■ **DIRECTION**:
Output all of the records exactly as written.

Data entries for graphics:
☆ ☆ ☆ ☆ ☆ ☆ ☆
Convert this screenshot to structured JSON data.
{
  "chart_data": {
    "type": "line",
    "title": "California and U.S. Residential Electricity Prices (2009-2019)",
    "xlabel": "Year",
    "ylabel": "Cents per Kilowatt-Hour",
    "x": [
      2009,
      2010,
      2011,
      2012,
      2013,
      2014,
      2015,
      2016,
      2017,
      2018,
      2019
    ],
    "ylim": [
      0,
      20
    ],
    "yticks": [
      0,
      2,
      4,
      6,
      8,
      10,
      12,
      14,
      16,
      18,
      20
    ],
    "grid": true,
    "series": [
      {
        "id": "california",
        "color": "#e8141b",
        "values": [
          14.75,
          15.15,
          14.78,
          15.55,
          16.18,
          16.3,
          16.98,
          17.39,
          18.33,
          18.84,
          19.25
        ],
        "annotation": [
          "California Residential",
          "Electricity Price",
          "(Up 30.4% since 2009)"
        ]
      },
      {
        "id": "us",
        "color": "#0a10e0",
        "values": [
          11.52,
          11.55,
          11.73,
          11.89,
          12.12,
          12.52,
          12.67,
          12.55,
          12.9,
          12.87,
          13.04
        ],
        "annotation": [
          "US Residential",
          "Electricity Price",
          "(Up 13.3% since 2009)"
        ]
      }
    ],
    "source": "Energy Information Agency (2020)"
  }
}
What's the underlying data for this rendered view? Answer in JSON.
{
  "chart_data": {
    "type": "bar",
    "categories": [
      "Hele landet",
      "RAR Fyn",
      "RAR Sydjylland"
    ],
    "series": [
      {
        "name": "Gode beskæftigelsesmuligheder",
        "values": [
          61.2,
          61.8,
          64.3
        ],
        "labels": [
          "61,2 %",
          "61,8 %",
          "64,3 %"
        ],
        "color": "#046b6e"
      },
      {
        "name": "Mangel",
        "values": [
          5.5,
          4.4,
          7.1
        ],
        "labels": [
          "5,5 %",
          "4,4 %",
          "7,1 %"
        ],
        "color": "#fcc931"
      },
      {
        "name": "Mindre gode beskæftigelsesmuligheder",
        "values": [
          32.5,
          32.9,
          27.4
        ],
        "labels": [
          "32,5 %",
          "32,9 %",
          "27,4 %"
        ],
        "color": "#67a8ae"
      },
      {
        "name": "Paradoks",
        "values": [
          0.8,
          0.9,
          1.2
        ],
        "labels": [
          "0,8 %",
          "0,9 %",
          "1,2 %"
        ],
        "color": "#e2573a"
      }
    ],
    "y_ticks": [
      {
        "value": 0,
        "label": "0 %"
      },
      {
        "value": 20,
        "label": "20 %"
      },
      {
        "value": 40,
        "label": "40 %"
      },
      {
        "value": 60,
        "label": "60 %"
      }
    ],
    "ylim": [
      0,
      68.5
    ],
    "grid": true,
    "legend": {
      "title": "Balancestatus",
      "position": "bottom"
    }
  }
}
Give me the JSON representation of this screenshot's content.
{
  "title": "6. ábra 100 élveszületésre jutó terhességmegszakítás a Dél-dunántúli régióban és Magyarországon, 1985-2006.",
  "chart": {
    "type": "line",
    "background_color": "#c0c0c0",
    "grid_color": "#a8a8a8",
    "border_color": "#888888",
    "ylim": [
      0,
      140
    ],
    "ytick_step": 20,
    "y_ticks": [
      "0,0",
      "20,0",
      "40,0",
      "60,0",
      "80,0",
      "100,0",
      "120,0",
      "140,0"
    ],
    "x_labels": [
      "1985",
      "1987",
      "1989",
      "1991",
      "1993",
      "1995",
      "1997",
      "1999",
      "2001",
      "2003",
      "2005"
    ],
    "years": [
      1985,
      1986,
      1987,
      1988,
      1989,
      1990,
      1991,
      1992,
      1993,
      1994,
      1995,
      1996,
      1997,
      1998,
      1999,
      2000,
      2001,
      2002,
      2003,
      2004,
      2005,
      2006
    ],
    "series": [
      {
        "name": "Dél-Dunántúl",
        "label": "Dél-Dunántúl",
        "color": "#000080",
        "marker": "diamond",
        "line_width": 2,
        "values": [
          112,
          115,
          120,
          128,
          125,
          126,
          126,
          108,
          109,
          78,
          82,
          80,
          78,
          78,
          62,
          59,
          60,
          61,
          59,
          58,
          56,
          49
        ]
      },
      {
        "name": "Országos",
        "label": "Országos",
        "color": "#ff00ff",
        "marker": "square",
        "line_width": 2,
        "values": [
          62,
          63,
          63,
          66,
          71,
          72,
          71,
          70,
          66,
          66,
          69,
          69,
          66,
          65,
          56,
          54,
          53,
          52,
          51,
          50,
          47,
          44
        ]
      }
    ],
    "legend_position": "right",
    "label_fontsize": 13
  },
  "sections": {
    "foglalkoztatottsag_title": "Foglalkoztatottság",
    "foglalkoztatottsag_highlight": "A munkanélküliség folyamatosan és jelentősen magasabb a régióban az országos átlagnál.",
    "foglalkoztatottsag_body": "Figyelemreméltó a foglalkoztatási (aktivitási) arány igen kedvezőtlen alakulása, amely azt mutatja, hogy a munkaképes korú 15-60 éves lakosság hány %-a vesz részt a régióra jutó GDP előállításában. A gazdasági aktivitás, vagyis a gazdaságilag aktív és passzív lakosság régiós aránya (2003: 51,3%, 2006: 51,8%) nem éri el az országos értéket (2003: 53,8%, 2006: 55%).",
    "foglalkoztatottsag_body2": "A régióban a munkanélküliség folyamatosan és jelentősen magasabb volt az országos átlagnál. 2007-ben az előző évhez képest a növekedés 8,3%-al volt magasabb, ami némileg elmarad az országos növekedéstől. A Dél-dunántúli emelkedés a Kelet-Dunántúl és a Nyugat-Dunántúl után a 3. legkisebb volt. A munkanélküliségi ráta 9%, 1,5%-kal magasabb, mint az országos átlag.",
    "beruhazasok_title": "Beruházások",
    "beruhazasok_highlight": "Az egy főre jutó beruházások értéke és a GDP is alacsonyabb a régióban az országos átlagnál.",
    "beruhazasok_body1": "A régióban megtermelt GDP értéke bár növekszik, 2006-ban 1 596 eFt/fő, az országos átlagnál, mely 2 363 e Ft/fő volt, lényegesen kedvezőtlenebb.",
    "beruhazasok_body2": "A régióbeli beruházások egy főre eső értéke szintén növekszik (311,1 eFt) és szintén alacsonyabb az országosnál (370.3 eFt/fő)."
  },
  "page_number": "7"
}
☆ ☆ ☆ ☆ ☆ ☆ ☆
■ **RESPONSE BELOW**:
Convert this screenshot to structured JSON data.
{
  "chart_data": {
    "type": "line",
    "title": "California and U.S. Residential Electricity Prices (2009-2019)",
    "xlabel": "Year",
    "ylabel": "Cents per Kilowatt-Hour",
    "x": [
      2009,
      2010,
      2011,
      2012,
      2013,
      2014,
      2015,
      2016,
      2017,
      2018,
      2019
    ],
    "ylim": [
      0,
      20
    ],
    "yticks": [
      0,
      2,
      4,
      6,
      8,
      10,
      12,
      14,
      16,
      18,
      20
    ],
    "grid": true,
    "series": [
      {
        "id": "california",
        "color": "#e8141b",
        "values": [
          14.75,
          15.15,
          14.78,
          15.55,
          16.18,
          16.3,
          16.98,
          17.39,
          18.33,
          18.84,
          19.25
        ],
        "annotation": [
          "California Residential",
          "Electricity Price",
          "(Up 30.4% since 2009)"
        ]
      },
      {
        "id": "us",
        "color": "#0a10e0",
        "values": [
          11.52,
          11.55,
          11.73,
          11.89,
          12.12,
          12.52,
          12.67,
          12.55,
          12.9,
          12.87,
          13.04
        ],
        "annotation": [
          "US Residential",
          "Electricity Price",
          "(Up 13.3% since 2009)"
        ]
      }
    ],
    "source": "Energy Information Agency (2020)"
  }
}
What's the underlying data for this rendered view? Answer in JSON.
{
  "chart_data": {
    "type": "bar",
    "categories": [
      "Hele landet",
      "RAR Fyn",
      "RAR Sydjylland"
    ],
    "series": [
      {
        "name": "Gode beskæftigelsesmuligheder",
        "values": [
          61.2,
          61.8,
          64.3
        ],
        "labels": [
          "61,2 %",
          "61,8 %",
          "64,3 %"
        ],
        "color": "#046b6e"
      },
      {
        "name": "Mangel",
        "values": [
          5.5,
          4.4,
          7.1
        ],
        "labels": [
          "5,5 %",
          "4,4 %",
          "7,1 %"
        ],
        "color": "#fcc931"
      },
      {
        "name": "Mindre gode beskæftigelsesmuligheder",
        "values": [
          32.5,
          32.9,
          27.4
        ],
        "labels": [
          "32,5 %",
          "32,9 %",
          "27,4 %"
        ],
        "color": "#67a8ae"
      },
      {
        "name": "Paradoks",
        "values": [
          0.8,
          0.9,
          1.2
        ],
        "labels": [
          "0,8 %",
          "0,9 %",
          "1,2 %"
        ],
        "color": "#e2573a"
      }
    ],
    "y_ticks": [
      {
        "value": 0,
        "label": "0 %"
      },
      {
        "value": 20,
        "label": "20 %"
      },
      {
        "value": 40,
        "label": "40 %"
      },
      {
        "value": 60,
        "label": "60 %"
      }
    ],
    "ylim": [
      0,
      68.5
    ],
    "grid": true,
    "legend": {
      "title": "Balancestatus",
      "position": "bottom"
    }
  }
}
Give me the JSON representation of this screenshot's content.
{
  "title": "6. ábra 100 élveszületésre jutó terhességmegszakítás a Dél-dunántúli régióban és Magyarországon, 1985-2006.",
  "chart": {
    "type": "line",
    "background_color": "#c0c0c0",
    "grid_color": "#a8a8a8",
    "border_color": "#888888",
    "ylim": [
      0,
      140
    ],
    "ytick_step": 20,
    "y_ticks": [
      "0,0",
      "20,0",
      "40,0",
      "60,0",
      "80,0",
      "100,0",
      "120,0",
      "140,0"
    ],
    "x_labels": [
      "1985",
      "1987",
      "1989",
      "1991",
      "1993",
      "1995",
      "1997",
      "1999",
      "2001",
      "2003",
      "2005"
    ],
    "years": [
      1985,
      1986,
      1987,
      1988,
      1989,
      1990,
      1991,
      1992,
      1993,
      1994,
      1995,
      1996,
      1997,
      1998,
      1999,
      2000,
      2001,
      2002,
      2003,
      2004,
      2005,
      2006
    ],
    "series": [
      {
        "name": "Dél-Dunántúl",
        "label": "Dél-Dunántúl",
        "color": "#000080",
        "marker": "diamond",
        "line_width": 2,
        "values": [
          112,
          115,
          120,
          128,
          125,
          126,
          126,
          108,
          109,
          78,
          82,
          80,
          78,
          78,
          62,
          59,
          60,
          61,
          59,
          58,
          56,
          49
        ]
      },
      {
        "name": "Országos",
        "label": "Országos",
        "color": "#ff00ff",
        "marker": "square",
        "line_width": 2,
        "values": [
          62,
          63,
          63,
          66,
          71,
          72,
          71,
          70,
          66,
          66,
          69,
          69,
          66,
          65,
          56,
          54,
          53,
          52,
          51,
          50,
          47,
          44
        ]
      }
    ],
    "legend_position": "right",
    "label_fontsize": 13
  },
  "sections": {
    "foglalkoztatottsag_title": "Foglalkoztatottság",
    "foglalkoztatottsag_highlight": "A munkanélküliség folyamatosan és jelentősen magasabb a régióban az országos átlagnál.",
    "foglalkoztatottsag_body": "Figyelemreméltó a foglalkoztatási (aktivitási) arány igen kedvezőtlen alakulása, amely azt mutatja, hogy a munkaképes korú 15-60 éves lakosság hány %-a vesz részt a régióra jutó GDP előállításában. A gazdasági aktivitás, vagyis a gazdaságilag aktív és passzív lakosság régiós aránya (2003: 51,3%, 2006: 51,8%) nem éri el az országos értéket (2003: 53,8%, 2006: 55%).",
    "foglalkoztatottsag_body2": "A régióban a munkanélküliség folyamatosan és jelentősen magasabb volt az országos átlagnál. 2007-ben az előző évhez képest a növekedés 8,3%-al volt magasabb, ami némileg elmarad az országos növekedéstől. A Dél-dunántúli emelkedés a Kelet-Dunántúl és a Nyugat-Dunántúl után a 3. legkisebb volt. A munkanélküliségi ráta 9%, 1,5%-kal magasabb, mint az országos átlag.",
    "beruhazasok_title": "Beruházások",
    "beruhazasok_highlight": "Az egy főre jutó beruházások értéke és a GDP is alacsonyabb a régióban az országos átlagnál.",
    "beruhazasok_body1": "A régióban megtermelt GDP értéke bár növekszik, 2006-ban 1 596 eFt/fő, az országos átlagnál, mely 2 363 e Ft/fő volt, lényegesen kedvezőtlenebb.",
    "beruhazasok_body2": "A régióbeli beruházások egy főre eső értéke szintén növekszik (311,1 eFt) és szintén alacsonyabb az országosnál (370.3 eFt/fő)."
  },
  "page_number": "7"
}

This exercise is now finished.